* **INSTRUCTIONS FOR THE TASK**
Output nothing but the number of lines that include the word "заданного".

* **RECORDED DATA**
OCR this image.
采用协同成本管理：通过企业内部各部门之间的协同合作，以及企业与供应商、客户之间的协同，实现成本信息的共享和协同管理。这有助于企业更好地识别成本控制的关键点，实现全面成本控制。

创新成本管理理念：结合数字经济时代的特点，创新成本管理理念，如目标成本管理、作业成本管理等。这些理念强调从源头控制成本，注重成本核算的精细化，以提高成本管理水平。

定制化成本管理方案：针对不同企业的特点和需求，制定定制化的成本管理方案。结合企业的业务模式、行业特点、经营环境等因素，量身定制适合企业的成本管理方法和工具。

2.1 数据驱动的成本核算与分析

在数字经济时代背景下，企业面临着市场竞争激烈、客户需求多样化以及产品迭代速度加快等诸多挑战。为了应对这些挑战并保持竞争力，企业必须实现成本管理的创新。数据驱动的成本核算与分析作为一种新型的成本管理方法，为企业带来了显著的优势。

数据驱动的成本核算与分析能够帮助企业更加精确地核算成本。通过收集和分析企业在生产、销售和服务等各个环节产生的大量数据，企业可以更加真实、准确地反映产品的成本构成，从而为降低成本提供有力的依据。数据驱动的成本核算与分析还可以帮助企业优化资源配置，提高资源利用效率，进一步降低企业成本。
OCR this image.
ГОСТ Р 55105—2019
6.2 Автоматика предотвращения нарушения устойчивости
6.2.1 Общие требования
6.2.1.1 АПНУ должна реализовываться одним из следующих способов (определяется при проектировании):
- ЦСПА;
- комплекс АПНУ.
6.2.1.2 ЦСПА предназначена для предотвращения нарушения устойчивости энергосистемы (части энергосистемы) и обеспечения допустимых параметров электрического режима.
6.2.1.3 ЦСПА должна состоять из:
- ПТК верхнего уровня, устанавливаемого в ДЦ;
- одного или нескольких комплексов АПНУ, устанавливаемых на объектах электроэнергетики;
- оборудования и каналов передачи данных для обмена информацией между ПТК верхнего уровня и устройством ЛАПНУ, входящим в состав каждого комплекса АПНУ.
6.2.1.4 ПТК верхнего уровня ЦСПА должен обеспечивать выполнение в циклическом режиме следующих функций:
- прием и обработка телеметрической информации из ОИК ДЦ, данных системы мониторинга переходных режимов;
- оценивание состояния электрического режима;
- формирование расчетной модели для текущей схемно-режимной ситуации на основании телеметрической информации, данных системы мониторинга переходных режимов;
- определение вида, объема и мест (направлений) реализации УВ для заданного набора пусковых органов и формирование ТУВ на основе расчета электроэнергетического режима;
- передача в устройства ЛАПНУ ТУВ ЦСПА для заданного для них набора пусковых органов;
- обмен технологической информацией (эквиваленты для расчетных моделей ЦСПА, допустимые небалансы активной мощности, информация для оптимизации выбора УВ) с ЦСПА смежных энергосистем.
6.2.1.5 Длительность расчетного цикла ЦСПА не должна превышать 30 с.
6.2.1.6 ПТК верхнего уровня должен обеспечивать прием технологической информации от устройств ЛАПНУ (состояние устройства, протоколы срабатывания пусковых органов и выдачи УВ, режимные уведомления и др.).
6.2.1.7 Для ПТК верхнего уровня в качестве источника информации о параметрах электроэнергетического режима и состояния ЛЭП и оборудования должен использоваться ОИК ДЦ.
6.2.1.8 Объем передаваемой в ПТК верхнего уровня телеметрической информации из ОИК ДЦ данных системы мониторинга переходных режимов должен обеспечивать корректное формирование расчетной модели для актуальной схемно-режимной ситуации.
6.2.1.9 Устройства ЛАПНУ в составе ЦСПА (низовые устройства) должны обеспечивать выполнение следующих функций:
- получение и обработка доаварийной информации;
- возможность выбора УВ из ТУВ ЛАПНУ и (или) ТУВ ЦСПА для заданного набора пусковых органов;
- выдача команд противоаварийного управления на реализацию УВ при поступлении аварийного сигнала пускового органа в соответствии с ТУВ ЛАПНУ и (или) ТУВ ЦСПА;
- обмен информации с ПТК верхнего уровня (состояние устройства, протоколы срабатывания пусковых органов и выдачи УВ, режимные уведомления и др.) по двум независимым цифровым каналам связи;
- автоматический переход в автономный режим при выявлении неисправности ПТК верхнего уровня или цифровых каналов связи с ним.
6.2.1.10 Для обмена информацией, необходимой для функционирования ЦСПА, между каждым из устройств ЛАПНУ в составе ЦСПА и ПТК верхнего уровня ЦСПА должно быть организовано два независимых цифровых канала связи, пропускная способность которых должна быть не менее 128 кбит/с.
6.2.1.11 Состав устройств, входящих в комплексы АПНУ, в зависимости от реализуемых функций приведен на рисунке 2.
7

---

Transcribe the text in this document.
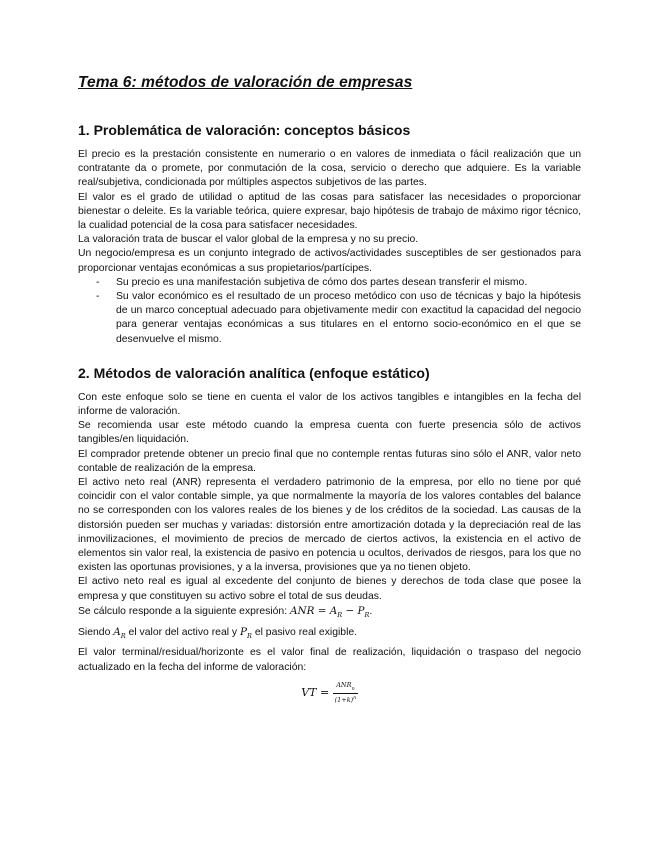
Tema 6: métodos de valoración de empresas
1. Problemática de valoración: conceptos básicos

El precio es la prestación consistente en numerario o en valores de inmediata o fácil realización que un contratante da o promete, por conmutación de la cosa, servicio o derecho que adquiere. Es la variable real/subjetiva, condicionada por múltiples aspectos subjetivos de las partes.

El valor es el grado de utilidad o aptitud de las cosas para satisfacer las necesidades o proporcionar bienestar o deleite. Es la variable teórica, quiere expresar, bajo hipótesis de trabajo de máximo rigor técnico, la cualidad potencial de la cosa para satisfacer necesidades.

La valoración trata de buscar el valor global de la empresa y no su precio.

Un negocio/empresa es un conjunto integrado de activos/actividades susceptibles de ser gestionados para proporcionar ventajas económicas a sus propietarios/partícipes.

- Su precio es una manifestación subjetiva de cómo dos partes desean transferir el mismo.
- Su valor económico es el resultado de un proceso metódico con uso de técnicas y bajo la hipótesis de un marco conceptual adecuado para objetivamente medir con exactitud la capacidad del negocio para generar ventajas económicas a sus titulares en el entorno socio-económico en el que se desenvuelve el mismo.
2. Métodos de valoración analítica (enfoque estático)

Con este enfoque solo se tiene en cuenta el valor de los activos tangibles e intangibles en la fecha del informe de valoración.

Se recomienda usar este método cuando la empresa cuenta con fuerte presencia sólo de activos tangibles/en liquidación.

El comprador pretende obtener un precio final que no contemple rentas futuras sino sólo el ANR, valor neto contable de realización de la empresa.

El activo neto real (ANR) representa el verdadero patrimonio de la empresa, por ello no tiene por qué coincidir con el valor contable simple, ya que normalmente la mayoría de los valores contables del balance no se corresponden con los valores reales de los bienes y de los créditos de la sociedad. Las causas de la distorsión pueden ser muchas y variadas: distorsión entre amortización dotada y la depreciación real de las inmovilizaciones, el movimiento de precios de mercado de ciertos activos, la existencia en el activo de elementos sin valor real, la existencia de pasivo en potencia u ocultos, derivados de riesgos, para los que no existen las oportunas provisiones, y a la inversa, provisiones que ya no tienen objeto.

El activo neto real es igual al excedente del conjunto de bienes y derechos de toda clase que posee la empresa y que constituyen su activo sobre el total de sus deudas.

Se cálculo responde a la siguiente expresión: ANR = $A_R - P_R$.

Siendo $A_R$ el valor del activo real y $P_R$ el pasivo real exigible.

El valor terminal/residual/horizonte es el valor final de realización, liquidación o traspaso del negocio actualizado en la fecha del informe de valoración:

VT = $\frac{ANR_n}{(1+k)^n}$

* **WRITTEN SOLUTION**
3